Records from a data collection
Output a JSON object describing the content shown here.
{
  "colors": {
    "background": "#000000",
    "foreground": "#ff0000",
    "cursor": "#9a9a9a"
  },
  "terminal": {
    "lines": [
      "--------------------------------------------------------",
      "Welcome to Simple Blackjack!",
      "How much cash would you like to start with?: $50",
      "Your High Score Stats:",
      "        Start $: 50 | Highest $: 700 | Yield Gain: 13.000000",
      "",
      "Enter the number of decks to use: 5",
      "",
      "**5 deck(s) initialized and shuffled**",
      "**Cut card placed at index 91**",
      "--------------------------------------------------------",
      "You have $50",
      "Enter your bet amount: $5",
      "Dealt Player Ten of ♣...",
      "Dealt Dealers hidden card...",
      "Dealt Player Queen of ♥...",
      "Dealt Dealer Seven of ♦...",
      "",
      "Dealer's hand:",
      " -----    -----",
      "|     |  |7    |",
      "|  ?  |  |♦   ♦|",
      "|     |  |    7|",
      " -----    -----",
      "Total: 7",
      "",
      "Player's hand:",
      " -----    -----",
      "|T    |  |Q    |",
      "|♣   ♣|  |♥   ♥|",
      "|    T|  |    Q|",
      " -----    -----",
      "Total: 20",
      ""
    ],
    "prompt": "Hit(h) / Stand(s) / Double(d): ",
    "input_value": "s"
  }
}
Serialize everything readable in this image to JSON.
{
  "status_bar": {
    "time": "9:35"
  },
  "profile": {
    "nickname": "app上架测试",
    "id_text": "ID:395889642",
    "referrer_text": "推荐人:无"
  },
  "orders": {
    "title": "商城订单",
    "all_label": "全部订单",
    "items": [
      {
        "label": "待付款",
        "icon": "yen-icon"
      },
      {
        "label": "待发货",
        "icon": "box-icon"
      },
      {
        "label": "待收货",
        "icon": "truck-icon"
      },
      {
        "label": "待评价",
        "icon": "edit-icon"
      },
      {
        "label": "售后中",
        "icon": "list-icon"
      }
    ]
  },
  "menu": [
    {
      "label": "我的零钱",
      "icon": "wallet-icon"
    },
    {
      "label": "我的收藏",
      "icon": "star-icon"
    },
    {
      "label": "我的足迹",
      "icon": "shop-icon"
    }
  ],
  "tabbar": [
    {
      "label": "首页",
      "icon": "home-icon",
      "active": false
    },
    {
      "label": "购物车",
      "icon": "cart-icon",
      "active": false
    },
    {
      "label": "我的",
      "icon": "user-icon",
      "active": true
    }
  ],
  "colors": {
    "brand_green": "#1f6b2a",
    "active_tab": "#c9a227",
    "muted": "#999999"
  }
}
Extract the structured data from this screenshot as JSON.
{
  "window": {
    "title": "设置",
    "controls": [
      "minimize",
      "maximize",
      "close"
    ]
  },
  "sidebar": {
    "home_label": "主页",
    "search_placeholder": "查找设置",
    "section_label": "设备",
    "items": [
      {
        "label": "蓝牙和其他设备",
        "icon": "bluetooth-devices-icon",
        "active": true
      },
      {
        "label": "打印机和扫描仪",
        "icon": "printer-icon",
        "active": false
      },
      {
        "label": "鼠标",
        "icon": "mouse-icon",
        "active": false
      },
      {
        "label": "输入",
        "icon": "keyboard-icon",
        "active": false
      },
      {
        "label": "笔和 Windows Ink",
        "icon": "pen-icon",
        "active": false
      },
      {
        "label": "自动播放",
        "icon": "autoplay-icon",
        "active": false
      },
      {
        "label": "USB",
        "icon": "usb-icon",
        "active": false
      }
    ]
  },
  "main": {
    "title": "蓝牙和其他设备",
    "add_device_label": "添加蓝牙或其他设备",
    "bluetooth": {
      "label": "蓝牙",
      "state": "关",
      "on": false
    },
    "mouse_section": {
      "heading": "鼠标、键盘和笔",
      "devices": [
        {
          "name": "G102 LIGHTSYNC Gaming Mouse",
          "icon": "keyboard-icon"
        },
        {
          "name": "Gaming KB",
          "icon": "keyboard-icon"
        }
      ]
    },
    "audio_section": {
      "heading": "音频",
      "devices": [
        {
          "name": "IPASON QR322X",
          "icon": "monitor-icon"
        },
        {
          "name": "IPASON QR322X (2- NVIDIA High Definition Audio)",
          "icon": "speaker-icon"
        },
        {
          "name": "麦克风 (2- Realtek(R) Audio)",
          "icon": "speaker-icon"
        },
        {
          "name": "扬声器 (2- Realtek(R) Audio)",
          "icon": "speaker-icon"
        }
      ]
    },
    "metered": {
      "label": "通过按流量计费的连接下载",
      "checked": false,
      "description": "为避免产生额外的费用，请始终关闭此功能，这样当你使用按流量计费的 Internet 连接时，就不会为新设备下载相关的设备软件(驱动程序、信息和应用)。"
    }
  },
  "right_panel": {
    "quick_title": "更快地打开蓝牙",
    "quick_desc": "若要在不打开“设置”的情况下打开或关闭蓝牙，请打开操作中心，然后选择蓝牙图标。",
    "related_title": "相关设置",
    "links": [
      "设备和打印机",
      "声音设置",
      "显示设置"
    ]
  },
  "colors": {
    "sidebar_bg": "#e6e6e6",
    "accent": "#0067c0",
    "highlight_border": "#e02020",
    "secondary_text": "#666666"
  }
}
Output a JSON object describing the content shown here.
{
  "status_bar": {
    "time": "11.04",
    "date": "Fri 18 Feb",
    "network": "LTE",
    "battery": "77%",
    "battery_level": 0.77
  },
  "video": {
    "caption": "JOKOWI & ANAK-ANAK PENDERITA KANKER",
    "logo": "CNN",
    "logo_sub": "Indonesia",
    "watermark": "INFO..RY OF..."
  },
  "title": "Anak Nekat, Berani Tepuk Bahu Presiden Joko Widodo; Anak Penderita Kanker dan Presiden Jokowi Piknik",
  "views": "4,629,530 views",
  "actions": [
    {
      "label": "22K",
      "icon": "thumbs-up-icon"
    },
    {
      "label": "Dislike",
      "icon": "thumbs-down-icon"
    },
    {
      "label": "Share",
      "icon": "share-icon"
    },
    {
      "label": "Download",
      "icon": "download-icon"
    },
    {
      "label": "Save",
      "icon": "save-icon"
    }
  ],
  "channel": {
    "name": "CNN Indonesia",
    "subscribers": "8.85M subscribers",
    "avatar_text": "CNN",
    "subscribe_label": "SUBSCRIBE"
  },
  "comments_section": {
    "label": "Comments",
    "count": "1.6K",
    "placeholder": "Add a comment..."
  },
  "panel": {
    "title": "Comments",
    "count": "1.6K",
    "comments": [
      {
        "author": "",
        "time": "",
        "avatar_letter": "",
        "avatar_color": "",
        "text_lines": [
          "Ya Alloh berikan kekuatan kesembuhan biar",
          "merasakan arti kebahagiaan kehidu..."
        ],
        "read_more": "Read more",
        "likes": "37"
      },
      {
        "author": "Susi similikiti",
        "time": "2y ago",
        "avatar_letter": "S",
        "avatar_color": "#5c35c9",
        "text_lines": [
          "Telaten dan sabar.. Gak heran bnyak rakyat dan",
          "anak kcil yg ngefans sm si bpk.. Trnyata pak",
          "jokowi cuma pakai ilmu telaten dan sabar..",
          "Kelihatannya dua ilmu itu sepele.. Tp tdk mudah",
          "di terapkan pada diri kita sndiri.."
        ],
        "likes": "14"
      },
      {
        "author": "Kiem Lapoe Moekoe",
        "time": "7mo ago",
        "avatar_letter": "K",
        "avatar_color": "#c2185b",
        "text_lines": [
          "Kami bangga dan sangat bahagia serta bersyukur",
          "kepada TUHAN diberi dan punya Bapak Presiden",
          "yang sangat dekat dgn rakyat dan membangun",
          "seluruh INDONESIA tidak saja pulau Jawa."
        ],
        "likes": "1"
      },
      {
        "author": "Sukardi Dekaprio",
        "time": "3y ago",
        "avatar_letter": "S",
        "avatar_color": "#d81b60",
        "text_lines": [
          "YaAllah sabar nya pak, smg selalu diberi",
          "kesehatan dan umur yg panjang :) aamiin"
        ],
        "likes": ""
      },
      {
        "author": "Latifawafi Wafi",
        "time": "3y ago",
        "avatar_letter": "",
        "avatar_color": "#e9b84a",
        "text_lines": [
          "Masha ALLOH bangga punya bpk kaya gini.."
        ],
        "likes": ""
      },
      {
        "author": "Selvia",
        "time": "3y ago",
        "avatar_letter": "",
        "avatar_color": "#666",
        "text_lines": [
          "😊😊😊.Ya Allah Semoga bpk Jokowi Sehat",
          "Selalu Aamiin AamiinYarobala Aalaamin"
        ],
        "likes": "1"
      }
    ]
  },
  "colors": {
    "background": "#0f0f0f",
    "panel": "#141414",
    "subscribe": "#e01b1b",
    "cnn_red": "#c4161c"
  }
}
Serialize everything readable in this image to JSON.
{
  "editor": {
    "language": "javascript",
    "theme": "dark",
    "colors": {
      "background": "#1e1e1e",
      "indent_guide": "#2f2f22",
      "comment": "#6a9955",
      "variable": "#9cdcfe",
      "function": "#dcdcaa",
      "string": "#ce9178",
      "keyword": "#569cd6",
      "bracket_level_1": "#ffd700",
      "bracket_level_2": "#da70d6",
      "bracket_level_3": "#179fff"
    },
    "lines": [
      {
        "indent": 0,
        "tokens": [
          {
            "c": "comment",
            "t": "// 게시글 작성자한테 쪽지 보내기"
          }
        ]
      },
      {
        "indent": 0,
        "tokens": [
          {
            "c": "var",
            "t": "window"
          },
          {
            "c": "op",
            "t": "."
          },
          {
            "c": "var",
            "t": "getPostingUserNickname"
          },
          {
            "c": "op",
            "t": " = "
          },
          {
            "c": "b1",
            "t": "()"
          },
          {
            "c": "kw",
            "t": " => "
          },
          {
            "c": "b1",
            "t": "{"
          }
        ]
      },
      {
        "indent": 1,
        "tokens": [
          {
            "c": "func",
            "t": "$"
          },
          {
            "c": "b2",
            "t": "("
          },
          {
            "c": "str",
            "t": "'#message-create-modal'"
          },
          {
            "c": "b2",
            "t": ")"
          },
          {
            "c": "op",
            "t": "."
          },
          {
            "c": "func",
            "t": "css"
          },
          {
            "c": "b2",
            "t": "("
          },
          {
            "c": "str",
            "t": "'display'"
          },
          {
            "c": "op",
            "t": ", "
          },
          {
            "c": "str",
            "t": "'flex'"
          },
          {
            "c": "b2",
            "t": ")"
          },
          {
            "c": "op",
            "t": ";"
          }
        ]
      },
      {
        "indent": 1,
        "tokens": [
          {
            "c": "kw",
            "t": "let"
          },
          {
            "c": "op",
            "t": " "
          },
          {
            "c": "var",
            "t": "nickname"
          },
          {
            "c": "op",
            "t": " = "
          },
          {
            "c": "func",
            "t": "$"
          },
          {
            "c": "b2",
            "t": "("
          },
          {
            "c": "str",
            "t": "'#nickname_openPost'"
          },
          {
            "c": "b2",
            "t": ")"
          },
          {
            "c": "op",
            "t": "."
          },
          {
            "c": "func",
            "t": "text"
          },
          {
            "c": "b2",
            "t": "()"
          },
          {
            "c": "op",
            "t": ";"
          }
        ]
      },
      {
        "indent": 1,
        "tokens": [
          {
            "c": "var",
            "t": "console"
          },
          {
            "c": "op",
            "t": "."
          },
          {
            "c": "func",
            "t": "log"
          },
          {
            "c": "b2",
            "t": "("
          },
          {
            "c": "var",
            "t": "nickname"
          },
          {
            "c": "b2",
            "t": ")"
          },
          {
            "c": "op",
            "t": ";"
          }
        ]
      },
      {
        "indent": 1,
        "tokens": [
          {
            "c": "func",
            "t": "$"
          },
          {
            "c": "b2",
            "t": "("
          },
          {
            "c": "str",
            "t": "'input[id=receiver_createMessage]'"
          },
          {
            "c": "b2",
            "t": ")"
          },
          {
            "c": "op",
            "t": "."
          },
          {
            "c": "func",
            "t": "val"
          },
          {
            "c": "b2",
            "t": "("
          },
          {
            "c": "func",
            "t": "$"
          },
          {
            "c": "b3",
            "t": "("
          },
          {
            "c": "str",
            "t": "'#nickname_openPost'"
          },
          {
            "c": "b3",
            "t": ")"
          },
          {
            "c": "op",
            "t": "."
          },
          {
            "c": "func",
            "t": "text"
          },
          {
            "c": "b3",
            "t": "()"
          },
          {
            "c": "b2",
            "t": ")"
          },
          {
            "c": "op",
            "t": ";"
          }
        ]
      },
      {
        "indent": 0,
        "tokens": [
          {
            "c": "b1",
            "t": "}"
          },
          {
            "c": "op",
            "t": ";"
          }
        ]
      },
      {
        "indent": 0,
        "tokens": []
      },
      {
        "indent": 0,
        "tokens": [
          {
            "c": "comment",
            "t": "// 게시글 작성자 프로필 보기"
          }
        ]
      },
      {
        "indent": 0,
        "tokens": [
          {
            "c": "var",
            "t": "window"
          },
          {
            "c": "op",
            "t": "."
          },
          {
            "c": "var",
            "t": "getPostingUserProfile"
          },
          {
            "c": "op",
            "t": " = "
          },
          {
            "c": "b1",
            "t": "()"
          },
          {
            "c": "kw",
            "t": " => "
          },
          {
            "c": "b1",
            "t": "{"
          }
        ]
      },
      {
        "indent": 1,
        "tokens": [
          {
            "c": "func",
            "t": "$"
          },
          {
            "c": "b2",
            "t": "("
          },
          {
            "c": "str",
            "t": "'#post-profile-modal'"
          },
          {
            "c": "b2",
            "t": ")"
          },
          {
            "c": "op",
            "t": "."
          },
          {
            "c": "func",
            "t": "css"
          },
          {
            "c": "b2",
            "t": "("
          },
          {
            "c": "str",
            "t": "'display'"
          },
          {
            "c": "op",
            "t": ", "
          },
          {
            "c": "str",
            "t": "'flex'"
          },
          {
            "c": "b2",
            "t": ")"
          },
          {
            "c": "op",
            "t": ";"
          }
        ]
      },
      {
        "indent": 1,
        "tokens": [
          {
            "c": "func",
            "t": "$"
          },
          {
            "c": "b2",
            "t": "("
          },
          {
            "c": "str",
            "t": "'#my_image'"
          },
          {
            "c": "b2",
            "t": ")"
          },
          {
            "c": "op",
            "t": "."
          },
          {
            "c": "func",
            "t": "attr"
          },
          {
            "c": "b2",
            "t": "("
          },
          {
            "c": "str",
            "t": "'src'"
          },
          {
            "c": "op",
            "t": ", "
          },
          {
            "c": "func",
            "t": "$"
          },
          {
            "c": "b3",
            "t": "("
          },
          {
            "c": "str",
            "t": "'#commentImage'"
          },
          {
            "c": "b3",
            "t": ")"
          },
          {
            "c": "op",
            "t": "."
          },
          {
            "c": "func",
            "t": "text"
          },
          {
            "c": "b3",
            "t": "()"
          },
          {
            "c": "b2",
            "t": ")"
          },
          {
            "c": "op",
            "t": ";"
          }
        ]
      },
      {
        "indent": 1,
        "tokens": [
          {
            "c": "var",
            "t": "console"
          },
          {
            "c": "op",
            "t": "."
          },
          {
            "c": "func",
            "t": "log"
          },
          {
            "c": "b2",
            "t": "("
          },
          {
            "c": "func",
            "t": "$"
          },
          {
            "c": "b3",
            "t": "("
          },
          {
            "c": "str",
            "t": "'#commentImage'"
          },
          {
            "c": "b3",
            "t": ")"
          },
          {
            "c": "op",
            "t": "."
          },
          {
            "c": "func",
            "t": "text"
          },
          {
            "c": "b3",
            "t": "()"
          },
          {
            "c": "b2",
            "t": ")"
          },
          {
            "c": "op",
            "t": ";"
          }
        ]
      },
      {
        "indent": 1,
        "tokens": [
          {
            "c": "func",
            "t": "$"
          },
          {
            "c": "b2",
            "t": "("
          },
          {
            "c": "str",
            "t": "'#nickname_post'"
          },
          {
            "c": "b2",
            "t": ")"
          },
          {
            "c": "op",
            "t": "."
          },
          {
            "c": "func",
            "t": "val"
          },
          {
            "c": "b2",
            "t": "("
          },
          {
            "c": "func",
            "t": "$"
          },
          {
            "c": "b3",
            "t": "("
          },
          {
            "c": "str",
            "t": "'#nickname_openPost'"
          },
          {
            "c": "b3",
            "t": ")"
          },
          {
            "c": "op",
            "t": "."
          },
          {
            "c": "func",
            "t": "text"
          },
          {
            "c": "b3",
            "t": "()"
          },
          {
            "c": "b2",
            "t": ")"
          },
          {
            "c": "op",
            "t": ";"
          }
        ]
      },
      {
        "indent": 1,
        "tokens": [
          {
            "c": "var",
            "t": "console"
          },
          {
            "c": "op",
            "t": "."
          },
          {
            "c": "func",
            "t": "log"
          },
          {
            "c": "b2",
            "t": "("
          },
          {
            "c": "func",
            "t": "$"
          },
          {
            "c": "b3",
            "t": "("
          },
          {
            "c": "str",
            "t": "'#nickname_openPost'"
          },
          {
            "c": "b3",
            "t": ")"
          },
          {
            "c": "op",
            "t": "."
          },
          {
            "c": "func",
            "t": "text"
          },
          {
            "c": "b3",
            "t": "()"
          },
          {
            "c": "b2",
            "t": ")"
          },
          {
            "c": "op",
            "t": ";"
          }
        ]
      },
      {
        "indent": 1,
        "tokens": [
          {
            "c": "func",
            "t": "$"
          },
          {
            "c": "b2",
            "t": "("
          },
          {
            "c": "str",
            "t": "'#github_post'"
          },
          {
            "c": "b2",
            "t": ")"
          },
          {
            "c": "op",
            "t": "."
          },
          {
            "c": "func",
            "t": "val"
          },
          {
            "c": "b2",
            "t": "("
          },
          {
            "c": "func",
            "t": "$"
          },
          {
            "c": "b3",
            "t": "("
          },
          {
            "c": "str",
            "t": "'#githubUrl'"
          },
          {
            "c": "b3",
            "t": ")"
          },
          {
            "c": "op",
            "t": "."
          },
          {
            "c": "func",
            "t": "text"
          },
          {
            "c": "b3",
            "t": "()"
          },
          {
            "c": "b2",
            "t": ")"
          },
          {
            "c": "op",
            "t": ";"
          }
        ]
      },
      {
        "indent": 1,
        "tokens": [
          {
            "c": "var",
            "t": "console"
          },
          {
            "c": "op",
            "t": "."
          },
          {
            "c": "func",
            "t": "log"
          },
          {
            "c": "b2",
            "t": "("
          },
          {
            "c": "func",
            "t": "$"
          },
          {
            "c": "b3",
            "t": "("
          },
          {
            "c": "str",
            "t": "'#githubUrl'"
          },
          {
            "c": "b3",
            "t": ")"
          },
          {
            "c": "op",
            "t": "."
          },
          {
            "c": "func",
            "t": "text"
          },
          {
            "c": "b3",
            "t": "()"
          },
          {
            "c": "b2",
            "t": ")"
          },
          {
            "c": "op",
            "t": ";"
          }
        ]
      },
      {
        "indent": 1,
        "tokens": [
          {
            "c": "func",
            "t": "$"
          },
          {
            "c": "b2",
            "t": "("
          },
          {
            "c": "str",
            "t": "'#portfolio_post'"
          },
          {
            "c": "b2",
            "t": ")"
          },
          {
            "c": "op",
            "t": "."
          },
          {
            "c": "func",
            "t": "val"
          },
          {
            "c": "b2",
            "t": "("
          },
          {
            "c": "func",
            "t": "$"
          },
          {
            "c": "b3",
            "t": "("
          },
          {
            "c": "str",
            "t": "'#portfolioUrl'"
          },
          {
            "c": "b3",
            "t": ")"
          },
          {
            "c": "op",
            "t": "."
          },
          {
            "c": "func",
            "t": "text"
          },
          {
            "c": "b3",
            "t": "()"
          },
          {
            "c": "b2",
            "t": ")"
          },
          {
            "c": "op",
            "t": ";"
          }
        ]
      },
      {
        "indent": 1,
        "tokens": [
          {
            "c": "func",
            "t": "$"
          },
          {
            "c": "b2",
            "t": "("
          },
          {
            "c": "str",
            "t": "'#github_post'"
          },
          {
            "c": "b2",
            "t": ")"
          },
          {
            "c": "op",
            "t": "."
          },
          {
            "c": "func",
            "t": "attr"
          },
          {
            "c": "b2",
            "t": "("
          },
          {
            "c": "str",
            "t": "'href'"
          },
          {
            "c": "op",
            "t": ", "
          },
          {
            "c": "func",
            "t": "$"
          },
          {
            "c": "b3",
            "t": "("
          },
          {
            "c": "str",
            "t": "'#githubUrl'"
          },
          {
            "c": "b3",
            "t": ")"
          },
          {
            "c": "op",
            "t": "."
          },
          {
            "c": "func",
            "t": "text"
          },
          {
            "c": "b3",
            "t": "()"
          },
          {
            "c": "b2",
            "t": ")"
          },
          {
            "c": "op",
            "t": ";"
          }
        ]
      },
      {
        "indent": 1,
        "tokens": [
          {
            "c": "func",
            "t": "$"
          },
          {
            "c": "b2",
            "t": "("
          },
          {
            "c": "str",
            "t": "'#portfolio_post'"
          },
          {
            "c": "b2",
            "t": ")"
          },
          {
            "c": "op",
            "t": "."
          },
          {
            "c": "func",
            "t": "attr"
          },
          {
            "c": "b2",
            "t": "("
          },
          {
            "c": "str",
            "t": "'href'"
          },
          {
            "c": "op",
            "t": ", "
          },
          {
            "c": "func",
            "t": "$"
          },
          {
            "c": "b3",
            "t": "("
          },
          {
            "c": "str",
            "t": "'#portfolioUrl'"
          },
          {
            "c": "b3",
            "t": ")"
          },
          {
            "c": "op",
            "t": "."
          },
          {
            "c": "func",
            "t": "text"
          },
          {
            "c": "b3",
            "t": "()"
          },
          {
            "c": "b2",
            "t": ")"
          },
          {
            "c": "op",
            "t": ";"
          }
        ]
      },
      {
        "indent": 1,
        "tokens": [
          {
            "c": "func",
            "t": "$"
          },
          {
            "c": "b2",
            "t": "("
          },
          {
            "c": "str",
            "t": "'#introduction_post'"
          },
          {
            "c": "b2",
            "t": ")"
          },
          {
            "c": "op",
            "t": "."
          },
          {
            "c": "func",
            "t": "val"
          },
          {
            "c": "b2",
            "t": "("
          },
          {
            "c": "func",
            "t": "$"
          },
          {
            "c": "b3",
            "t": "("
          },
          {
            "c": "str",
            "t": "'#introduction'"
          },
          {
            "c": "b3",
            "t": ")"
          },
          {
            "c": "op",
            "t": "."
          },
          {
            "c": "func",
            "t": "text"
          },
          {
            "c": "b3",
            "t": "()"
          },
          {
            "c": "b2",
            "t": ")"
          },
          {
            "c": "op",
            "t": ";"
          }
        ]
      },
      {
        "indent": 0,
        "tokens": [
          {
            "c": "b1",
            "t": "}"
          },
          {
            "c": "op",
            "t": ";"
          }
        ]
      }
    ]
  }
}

WHAT THE EXERCISE ASKS
Show every line from the entries above in which "sabar" appears.

EXPECTED ANSWER
          "Telaten dan sabar.. Gak heran bnyak rakyat dan",
          "jokowi cuma pakai ilmu telaten dan sabar..",
          "YaAllah sabar nya pak, smg selalu diberi",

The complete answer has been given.